* EXERCISE
Can you print the data exactly and leave out each image?

* ENTRIES
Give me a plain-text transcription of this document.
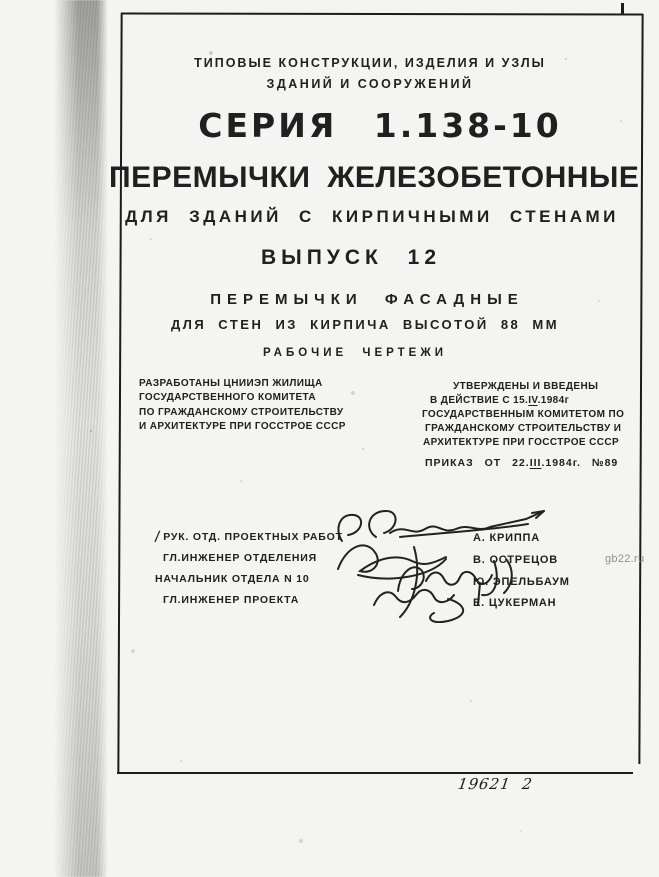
ТИПОВЫЕ КОНСТРУКЦИИ, ИЗДЕЛИЯ И УЗЛЫ
ЗДАНИЙ И СООРУЖЕНИЙ
СЕРИЯ 1.138-10
ПЕРЕМЫЧКИ ЖЕЛЕЗОБЕТОННЫЕ
ДЛЯ ЗДАНИЙ С КИРПИЧНЫМИ СТЕНАМИ
ВЫПУСК 12
ПЕРЕМЫЧКИ ФАСАДНЫЕ
ДЛЯ СТЕН ИЗ КИРПИЧА ВЫСОТОЙ 88 ММ
РАБОЧИЕ ЧЕРТЕЖИ
РАЗРАБОТАНЫ ЦНИИЭП ЖИЛИЩА
ГОСУДАРСТВЕННОГО КОМИТЕТА
ПО ГРАЖДАНСКОМУ СТРОИТЕЛЬСТВУ
И АРХИТЕКТУРЕ ПРИ ГОССТРОЕ СССР
УТВЕРЖДЕНЫ И ВВЕДЕНЫ
В ДЕЙСТВИЕ С 15.IV.1984г
ГОСУДАРСТВЕННЫМ КОМИТЕТОМ ПО
ГРАЖДАНСКОМУ СТРОИТЕЛЬСТВУ И
АРХИТЕКТУРЕ ПРИ ГОССТРОЕ СССР
ПРИКАЗ ОТ 22.III.1984г. №89
/ РУК. ОТД. ПРОЕКТНЫХ РАБОТ
ГЛ.ИНЖЕНЕР ОТДЕЛЕНИЯ
НАЧАЛЬНИК ОТДЕЛА N 10
ГЛ.ИНЖЕНЕР ПРОЕКТА
А. КРИППА
В. ОСТРЕЦОВ
Ю. ЭПЕЛЬБАУМ
Е. ЦУКЕРМАН
19621  2
gb22.ru
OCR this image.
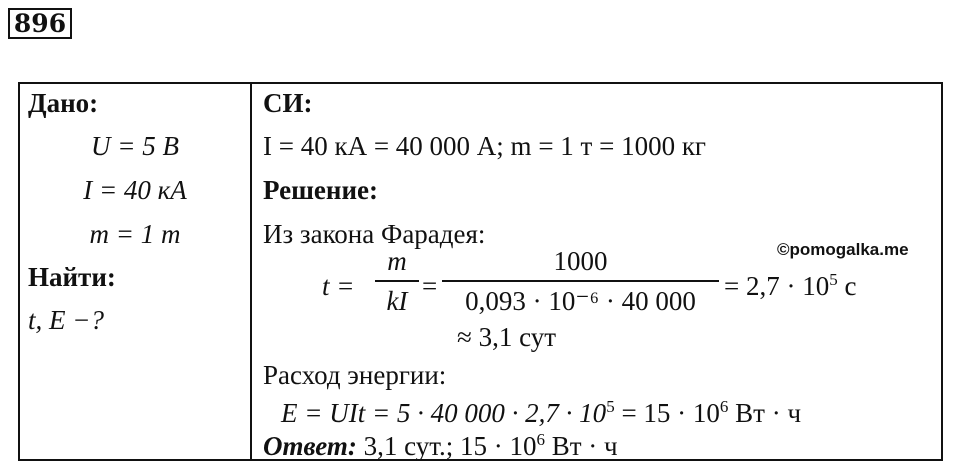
896
Дано:
U = 5 В
I = 40 кА
m = 1 т
Найти:
t, E −?
СИ:
I = 40 кА = 40 000 А; m = 1 т = 1000 кг
Решение:
Из закона Фарадея:
t =
m
kI =
1000
0,093 · 10⁻⁶ · 40 000	= $2,7 \cdot 10^5$ с
≈ 3,1 сут
Расход энергии:
E = UIt = 5 · 40 $000 \cdot 2,7 \cdot 10^5 = 15 \cdot 10^6$ Вт · ч
Ответ: 3,1 сут.; $15 \cdot 10^6$ Вт · ч
©pomogalka.me
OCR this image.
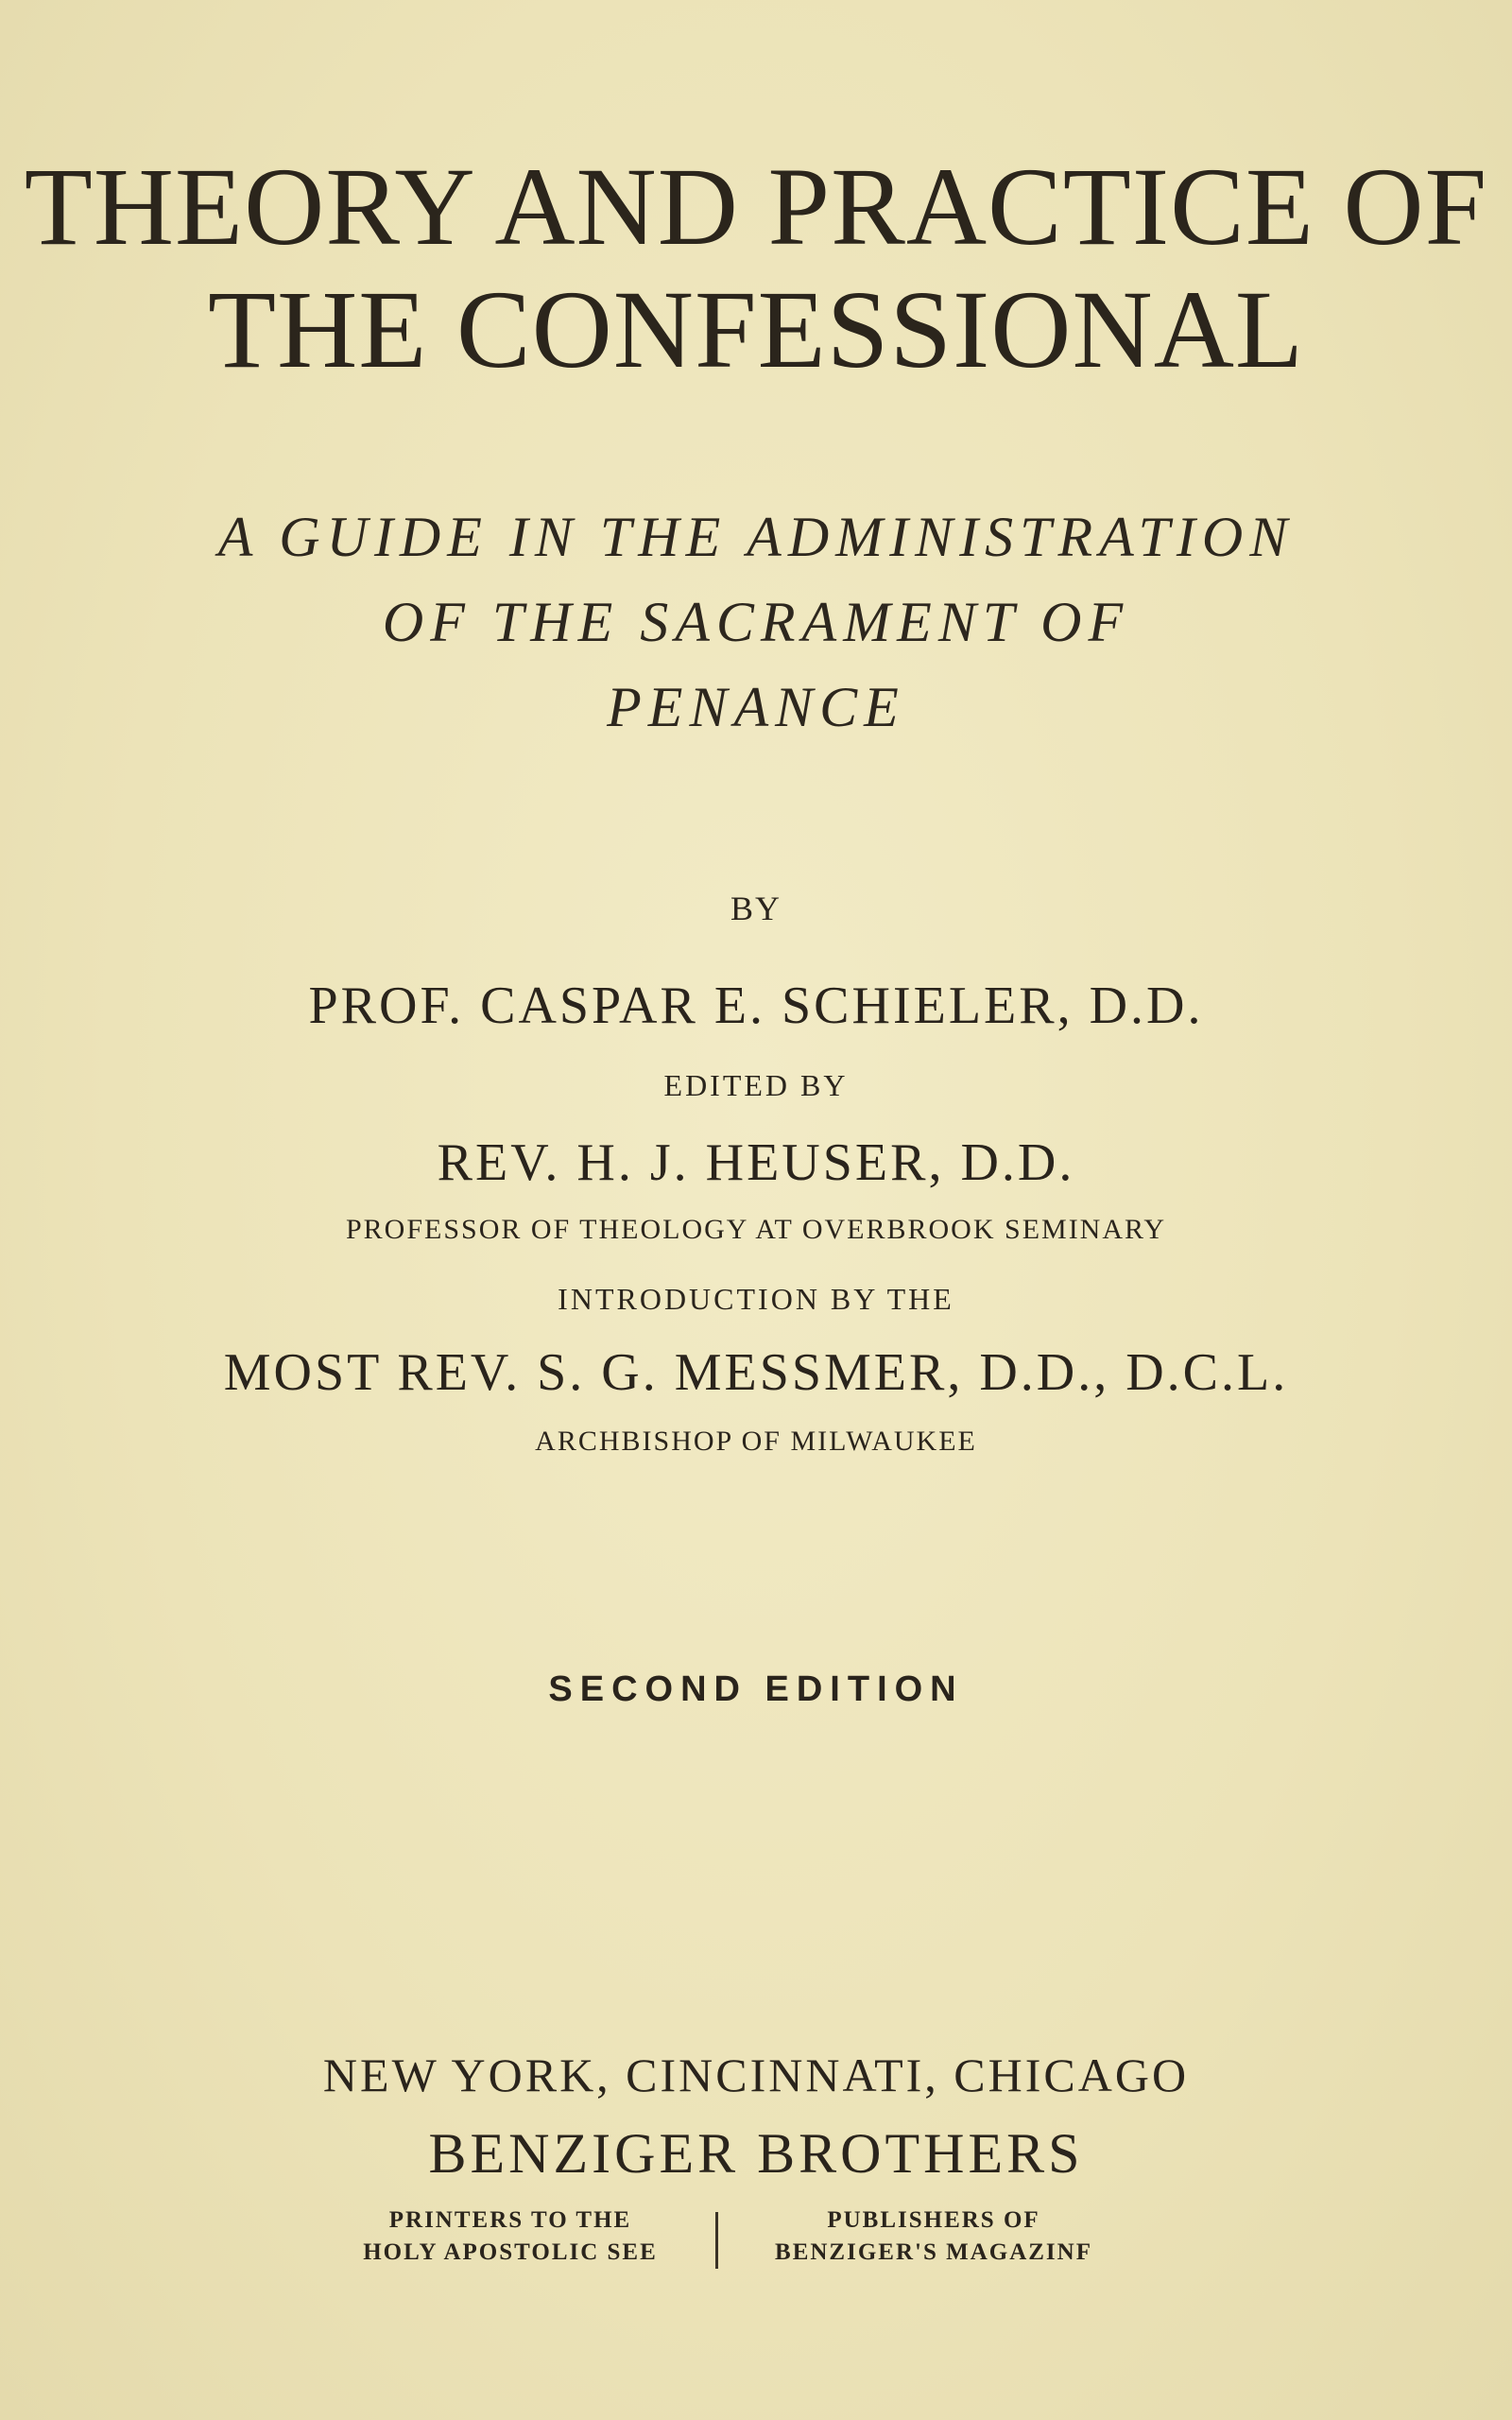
THEORY AND PRACTICE OF
THE CONFESSIONAL
A GUIDE IN THE ADMINISTRATION
OF THE SACRAMENT OF
PENANCE
BY
PROF. CASPAR E. SCHIELER, D.D.
EDITED BY
REV. H. J. HEUSER, D.D.
PROFESSOR OF THEOLOGY AT OVERBROOK SEMINARY
INTRODUCTION BY THE
MOST REV. S. G. MESSMER, D.D., D.C.L.
ARCHBISHOP OF MILWAUKEE
SECOND EDITION
NEW YORK, CINCINNATI, CHICAGO
BENZIGER BROTHERS
PRINTERS TO THE
HOLY APOSTOLIC SEE
PUBLISHERS OF
BENZIGER'S MAGAZINF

* EXERCISE ANSWER
Give me a plain-text transcription of this document.
ТИПОВЫЕ КОНСТРУКЦИИ, ИЗДЕЛИЯ И УЗЛЫ
ЗДАНИЙ И СООРУЖЕНИЙ
СЕРИЯ 1.138-10
ПЕРЕМЫЧКИ ЖЕЛЕЗОБЕТОННЫЕ
ДЛЯ ЗДАНИЙ С КИРПИЧНЫМИ СТЕНАМИ
ВЫПУСК 12
ПЕРЕМЫЧКИ ФАСАДНЫЕ
ДЛЯ СТЕН ИЗ КИРПИЧА ВЫСОТОЙ 88 ММ
РАБОЧИЕ ЧЕРТЕЖИ
РАЗРАБОТАНЫ ЦНИИЭП ЖИЛИЩА
ГОСУДАРСТВЕННОГО КОМИТЕТА
ПО ГРАЖДАНСКОМУ СТРОИТЕЛЬСТВУ
И АРХИТЕКТУРЕ ПРИ ГОССТРОЕ СССР
УТВЕРЖДЕНЫ И ВВЕДЕНЫ
В ДЕЙСТВИЕ С 15.IV.1984г
ГОСУДАРСТВЕННЫМ КОМИТЕТОМ ПО
ГРАЖДАНСКОМУ СТРОИТЕЛЬСТВУ И
АРХИТЕКТУРЕ ПРИ ГОССТРОЕ СССР
ПРИКАЗ ОТ 22.III.1984г. №89
/ РУК. ОТД. ПРОЕКТНЫХ РАБОТ
ГЛ.ИНЖЕНЕР ОТДЕЛЕНИЯ
НАЧАЛЬНИК ОТДЕЛА N 10
ГЛ.ИНЖЕНЕР ПРОЕКТА
А. КРИППА
В. ОСТРЕЦОВ
Ю. ЭПЕЛЬБАУМ
Е. ЦУКЕРМАН
19621  2
gb22.ru
OCR this image.
896
Дано:
U = 5 В
I = 40 кА
m = 1 т
Найти:
t, E −?
СИ:
I = 40 кА = 40 000 А; m = 1 т = 1000 кг
Решение:
Из закона Фарадея:
t =
m
kI =
1000
0,093 · 10⁻⁶ · 40 000	= $2,7 \cdot 10^5$ с
≈ 3,1 сут
Расход энергии:
E = UIt = 5 · 40 $000 \cdot 2,7 \cdot 10^5 = 15 \cdot 10^6$ Вт · ч
Ответ: 3,1 сут.; $15 \cdot 10^6$ Вт · ч
©pomogalka.me
OCR this image.
THEORY AND PRACTICE OF
THE CONFESSIONAL
A GUIDE IN THE ADMINISTRATION
OF THE SACRAMENT OF
PENANCE
BY
PROF. CASPAR E. SCHIELER, D.D.
EDITED BY
REV. H. J. HEUSER, D.D.
PROFESSOR OF THEOLOGY AT OVERBROOK SEMINARY
INTRODUCTION BY THE
MOST REV. S. G. MESSMER, D.D., D.C.L.
ARCHBISHOP OF MILWAUKEE
SECOND EDITION
NEW YORK, CINCINNATI, CHICAGO
BENZIGER BROTHERS
PRINTERS TO THE
HOLY APOSTOLIC SEE
PUBLISHERS OF
BENZIGER'S MAGAZINF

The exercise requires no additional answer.